# TASK INSTRUCTIONS
Copy all of the material below exactly.

# RECORDS FOR THIS EXERCISE

▶

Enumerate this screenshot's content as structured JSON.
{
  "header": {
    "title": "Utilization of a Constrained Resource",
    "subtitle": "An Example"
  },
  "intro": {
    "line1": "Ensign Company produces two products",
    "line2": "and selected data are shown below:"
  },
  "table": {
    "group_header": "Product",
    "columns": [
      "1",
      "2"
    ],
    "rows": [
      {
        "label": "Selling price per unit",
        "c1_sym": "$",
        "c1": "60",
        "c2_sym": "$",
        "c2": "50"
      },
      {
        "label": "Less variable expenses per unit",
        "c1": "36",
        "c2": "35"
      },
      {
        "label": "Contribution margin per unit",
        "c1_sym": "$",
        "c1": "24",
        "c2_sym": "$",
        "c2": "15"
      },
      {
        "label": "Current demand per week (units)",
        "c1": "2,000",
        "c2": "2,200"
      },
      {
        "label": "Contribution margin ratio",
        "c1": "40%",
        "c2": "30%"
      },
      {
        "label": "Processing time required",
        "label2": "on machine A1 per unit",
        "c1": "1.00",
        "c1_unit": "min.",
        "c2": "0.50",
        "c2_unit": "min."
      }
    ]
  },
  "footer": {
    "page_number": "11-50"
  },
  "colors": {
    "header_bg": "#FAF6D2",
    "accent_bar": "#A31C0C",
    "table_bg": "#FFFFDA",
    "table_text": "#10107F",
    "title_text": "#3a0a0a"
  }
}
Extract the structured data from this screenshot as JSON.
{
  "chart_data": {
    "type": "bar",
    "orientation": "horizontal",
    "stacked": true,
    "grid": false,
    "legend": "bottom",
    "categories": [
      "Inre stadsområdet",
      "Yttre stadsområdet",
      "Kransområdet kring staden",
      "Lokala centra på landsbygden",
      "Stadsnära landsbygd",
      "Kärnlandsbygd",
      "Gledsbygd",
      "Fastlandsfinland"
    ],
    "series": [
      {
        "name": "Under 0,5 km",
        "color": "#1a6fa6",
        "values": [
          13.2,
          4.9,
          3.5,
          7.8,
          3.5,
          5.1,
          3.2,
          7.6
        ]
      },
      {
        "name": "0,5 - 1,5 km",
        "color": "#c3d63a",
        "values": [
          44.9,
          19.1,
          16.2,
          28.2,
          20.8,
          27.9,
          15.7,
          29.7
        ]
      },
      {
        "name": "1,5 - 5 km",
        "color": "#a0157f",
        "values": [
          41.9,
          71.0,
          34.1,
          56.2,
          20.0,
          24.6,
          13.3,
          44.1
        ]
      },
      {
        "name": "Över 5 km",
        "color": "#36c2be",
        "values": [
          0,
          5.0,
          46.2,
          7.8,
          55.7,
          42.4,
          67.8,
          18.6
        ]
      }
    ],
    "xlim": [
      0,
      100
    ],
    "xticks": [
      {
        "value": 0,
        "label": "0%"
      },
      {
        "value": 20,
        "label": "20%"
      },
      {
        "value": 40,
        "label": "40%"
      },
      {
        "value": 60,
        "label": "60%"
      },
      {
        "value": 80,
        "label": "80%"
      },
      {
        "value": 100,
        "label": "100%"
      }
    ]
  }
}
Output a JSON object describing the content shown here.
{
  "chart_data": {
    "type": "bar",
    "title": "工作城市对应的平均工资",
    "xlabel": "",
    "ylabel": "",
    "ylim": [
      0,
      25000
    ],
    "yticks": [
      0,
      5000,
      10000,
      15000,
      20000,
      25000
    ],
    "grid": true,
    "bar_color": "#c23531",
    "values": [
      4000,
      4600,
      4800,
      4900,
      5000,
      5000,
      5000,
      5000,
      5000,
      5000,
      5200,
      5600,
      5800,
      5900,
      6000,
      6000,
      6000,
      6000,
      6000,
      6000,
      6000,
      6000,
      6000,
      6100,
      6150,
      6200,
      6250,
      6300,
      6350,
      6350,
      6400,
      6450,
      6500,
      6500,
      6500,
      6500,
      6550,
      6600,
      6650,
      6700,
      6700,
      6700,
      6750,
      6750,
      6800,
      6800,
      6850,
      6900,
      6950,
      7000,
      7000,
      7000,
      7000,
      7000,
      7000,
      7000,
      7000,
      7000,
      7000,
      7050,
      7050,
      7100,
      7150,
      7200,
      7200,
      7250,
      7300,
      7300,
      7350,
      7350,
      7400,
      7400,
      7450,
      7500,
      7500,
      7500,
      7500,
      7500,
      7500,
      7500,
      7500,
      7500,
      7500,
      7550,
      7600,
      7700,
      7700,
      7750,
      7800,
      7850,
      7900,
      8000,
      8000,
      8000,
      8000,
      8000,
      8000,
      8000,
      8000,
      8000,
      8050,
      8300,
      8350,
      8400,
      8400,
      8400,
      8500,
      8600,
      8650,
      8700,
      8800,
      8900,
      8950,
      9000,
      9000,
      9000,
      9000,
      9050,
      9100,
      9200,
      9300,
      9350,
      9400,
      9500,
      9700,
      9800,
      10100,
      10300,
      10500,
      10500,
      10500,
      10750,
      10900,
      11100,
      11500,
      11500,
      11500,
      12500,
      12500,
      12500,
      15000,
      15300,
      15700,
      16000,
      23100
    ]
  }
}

◀

# ANSWER
Enumerate this screenshot's content as structured JSON.
{
  "header": {
    "title": "Utilization of a Constrained Resource",
    "subtitle": "An Example"
  },
  "intro": {
    "line1": "Ensign Company produces two products",
    "line2": "and selected data are shown below:"
  },
  "table": {
    "group_header": "Product",
    "columns": [
      "1",
      "2"
    ],
    "rows": [
      {
        "label": "Selling price per unit",
        "c1_sym": "$",
        "c1": "60",
        "c2_sym": "$",
        "c2": "50"
      },
      {
        "label": "Less variable expenses per unit",
        "c1": "36",
        "c2": "35"
      },
      {
        "label": "Contribution margin per unit",
        "c1_sym": "$",
        "c1": "24",
        "c2_sym": "$",
        "c2": "15"
      },
      {
        "label": "Current demand per week (units)",
        "c1": "2,000",
        "c2": "2,200"
      },
      {
        "label": "Contribution margin ratio",
        "c1": "40%",
        "c2": "30%"
      },
      {
        "label": "Processing time required",
        "label2": "on machine A1 per unit",
        "c1": "1.00",
        "c1_unit": "min.",
        "c2": "0.50",
        "c2_unit": "min."
      }
    ]
  },
  "footer": {
    "page_number": "11-50"
  },
  "colors": {
    "header_bg": "#FAF6D2",
    "accent_bar": "#A31C0C",
    "table_bg": "#FFFFDA",
    "table_text": "#10107F",
    "title_text": "#3a0a0a"
  }
}
Extract the structured data from this screenshot as JSON.
{
  "chart_data": {
    "type": "bar",
    "orientation": "horizontal",
    "stacked": true,
    "grid": false,
    "legend": "bottom",
    "categories": [
      "Inre stadsområdet",
      "Yttre stadsområdet",
      "Kransområdet kring staden",
      "Lokala centra på landsbygden",
      "Stadsnära landsbygd",
      "Kärnlandsbygd",
      "Gledsbygd",
      "Fastlandsfinland"
    ],
    "series": [
      {
        "name": "Under 0,5 km",
        "color": "#1a6fa6",
        "values": [
          13.2,
          4.9,
          3.5,
          7.8,
          3.5,
          5.1,
          3.2,
          7.6
        ]
      },
      {
        "name": "0,5 - 1,5 km",
        "color": "#c3d63a",
        "values": [
          44.9,
          19.1,
          16.2,
          28.2,
          20.8,
          27.9,
          15.7,
          29.7
        ]
      },
      {
        "name": "1,5 - 5 km",
        "color": "#a0157f",
        "values": [
          41.9,
          71.0,
          34.1,
          56.2,
          20.0,
          24.6,
          13.3,
          44.1
        ]
      },
      {
        "name": "Över 5 km",
        "color": "#36c2be",
        "values": [
          0,
          5.0,
          46.2,
          7.8,
          55.7,
          42.4,
          67.8,
          18.6
        ]
      }
    ],
    "xlim": [
      0,
      100
    ],
    "xticks": [
      {
        "value": 0,
        "label": "0%"
      },
      {
        "value": 20,
        "label": "20%"
      },
      {
        "value": 40,
        "label": "40%"
      },
      {
        "value": 60,
        "label": "60%"
      },
      {
        "value": 80,
        "label": "80%"
      },
      {
        "value": 100,
        "label": "100%"
      }
    ]
  }
}
Output a JSON object describing the content shown here.
{
  "chart_data": {
    "type": "bar",
    "title": "工作城市对应的平均工资",
    "xlabel": "",
    "ylabel": "",
    "ylim": [
      0,
      25000
    ],
    "yticks": [
      0,
      5000,
      10000,
      15000,
      20000,
      25000
    ],
    "grid": true,
    "bar_color": "#c23531",
    "values": [
      4000,
      4600,
      4800,
      4900,
      5000,
      5000,
      5000,
      5000,
      5000,
      5000,
      5200,
      5600,
      5800,
      5900,
      6000,
      6000,
      6000,
      6000,
      6000,
      6000,
      6000,
      6000,
      6000,
      6100,
      6150,
      6200,
      6250,
      6300,
      6350,
      6350,
      6400,
      6450,
      6500,
      6500,
      6500,
      6500,
      6550,
      6600,
      6650,
      6700,
      6700,
      6700,
      6750,
      6750,
      6800,
      6800,
      6850,
      6900,
      6950,
      7000,
      7000,
      7000,
      7000,
      7000,
      7000,
      7000,
      7000,
      7000,
      7000,
      7050,
      7050,
      7100,
      7150,
      7200,
      7200,
      7250,
      7300,
      7300,
      7350,
      7350,
      7400,
      7400,
      7450,
      7500,
      7500,
      7500,
      7500,
      7500,
      7500,
      7500,
      7500,
      7500,
      7500,
      7550,
      7600,
      7700,
      7700,
      7750,
      7800,
      7850,
      7900,
      8000,
      8000,
      8000,
      8000,
      8000,
      8000,
      8000,
      8000,
      8000,
      8050,
      8300,
      8350,
      8400,
      8400,
      8400,
      8500,
      8600,
      8650,
      8700,
      8800,
      8900,
      8950,
      9000,
      9000,
      9000,
      9000,
      9050,
      9100,
      9200,
      9300,
      9350,
      9400,
      9500,
      9700,
      9800,
      10100,
      10300,
      10500,
      10500,
      10500,
      10750,
      10900,
      11100,
      11500,
      11500,
      11500,
      12500,
      12500,
      12500,
      15000,
      15300,
      15700,
      16000,
      23100
    ]
  }
}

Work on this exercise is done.